The weather has been warm, 29C to 33C every day, and for Steve he is again counting the sockless days, only wearing them for mountain biking. The next day we were off to hike around the natural hot springs, holy, hot, hot, hot. At the source the water temperature was 80C and as it flowed downstream there was a cooling effect. Not too sure how hot it was but I could not lay there as long as Steve. The cool shower after felt great. Back at the guesthouse we spent a couple hours sharing wine and talking to Santi and learning about his upbringing and northernThai people. What an eye opener, we have so much and take so much for granted. Later it was off to find a place for dinner, a little ride out of town and we stumble across this full on Thai BBQ buffet. Yet another new experience. The owner took us around and explained how the whole process works. First you get the meat, tofu, veggies and spices , then you take your goodies to your table where they have now brought a container full of hot coals with a large domelike pot with a chunk of pork fat on top of it. You then rub the fat to season the cook wear. They also give you a large teapot filled with broth, then you put your meat on first as it will take the longest to cook then later add your veggies, spices and lastly the noodles as they take about one minute to cook. The outer rim is for the broth. Very tasty and fun to hang out and watch the locals.



The next day was an incredable afternoon spent riding bareback on top of Penagn our elephant. She was so gentle in nature but bumpy to ride. She's 50 years old and led us along with our guide who walks behind her, smelling her wicked farts and keeping her from heading down steep slopes. It was one of the things that I've always wanted to do, you know the bucket list thing, only regret is not wearing pants since their skin is not soft and smooth but coarse with prickly hairs a couple inches long. Way worse than Steve's day old facial growth other wise known as prick face. We rode for a couple hours through the mountains and down to the river where we played and got tossed in. Penagn would lower her head into the water and we were told to lean back and hang on to this plastic covered chain. She'd lift her head and start shaking like a dog. I was the first to fly off! Steve was able to stand on her bony backside like a wanna be circus performer. What a rush it was to play in the river and have her spray trunk fulls of water on us over and over again! Great day and later we got soak in the camp's hot spring fed hot tubs. Next day we said our goodbyes to Santi, it was very special to have him hug both Steve and I as the Thais typically do not show signs of affection in public. There he was hugging us both on the street, exchanging email addresses and offering assistance in the future. It's back to Chiang Mai to start planning the next adventure.

• **WHAT NEEDS TO BE DONE**: From the Thailand travel account, list each item the buffet diners collect first, before returning to their table.

• **INFORMATION SHOWN**:
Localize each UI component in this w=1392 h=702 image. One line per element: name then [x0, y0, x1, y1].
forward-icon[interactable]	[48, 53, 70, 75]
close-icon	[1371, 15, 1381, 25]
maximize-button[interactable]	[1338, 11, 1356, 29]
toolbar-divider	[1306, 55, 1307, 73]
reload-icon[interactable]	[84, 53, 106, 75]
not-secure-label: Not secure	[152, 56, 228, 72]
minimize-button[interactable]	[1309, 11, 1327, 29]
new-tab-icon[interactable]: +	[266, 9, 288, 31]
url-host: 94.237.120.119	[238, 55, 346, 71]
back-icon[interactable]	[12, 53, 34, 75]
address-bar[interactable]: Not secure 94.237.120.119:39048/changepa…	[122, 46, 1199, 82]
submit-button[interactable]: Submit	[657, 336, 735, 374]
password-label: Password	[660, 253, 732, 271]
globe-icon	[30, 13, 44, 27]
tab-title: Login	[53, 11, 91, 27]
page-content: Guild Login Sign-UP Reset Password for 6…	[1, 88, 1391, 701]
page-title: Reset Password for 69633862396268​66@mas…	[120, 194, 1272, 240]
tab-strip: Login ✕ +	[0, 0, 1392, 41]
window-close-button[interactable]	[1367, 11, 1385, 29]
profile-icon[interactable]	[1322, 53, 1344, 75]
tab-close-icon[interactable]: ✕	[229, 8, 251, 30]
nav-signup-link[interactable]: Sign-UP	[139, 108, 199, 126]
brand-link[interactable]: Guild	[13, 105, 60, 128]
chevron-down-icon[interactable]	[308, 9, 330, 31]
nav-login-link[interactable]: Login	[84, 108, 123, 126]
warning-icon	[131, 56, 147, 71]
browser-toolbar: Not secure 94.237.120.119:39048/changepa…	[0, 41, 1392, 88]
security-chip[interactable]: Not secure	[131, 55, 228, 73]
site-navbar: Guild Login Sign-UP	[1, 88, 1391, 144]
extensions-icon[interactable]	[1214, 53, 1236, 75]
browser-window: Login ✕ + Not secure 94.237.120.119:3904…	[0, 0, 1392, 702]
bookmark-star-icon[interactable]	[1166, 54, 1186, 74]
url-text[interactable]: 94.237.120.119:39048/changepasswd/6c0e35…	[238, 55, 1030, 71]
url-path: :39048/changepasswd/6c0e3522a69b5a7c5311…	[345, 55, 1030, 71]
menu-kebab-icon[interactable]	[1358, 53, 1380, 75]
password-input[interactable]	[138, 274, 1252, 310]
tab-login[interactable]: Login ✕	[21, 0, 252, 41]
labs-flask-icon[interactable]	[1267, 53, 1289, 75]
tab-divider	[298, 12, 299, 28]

• **ANSWER TO THIS TASK**: Meat, tofu, veggies, spices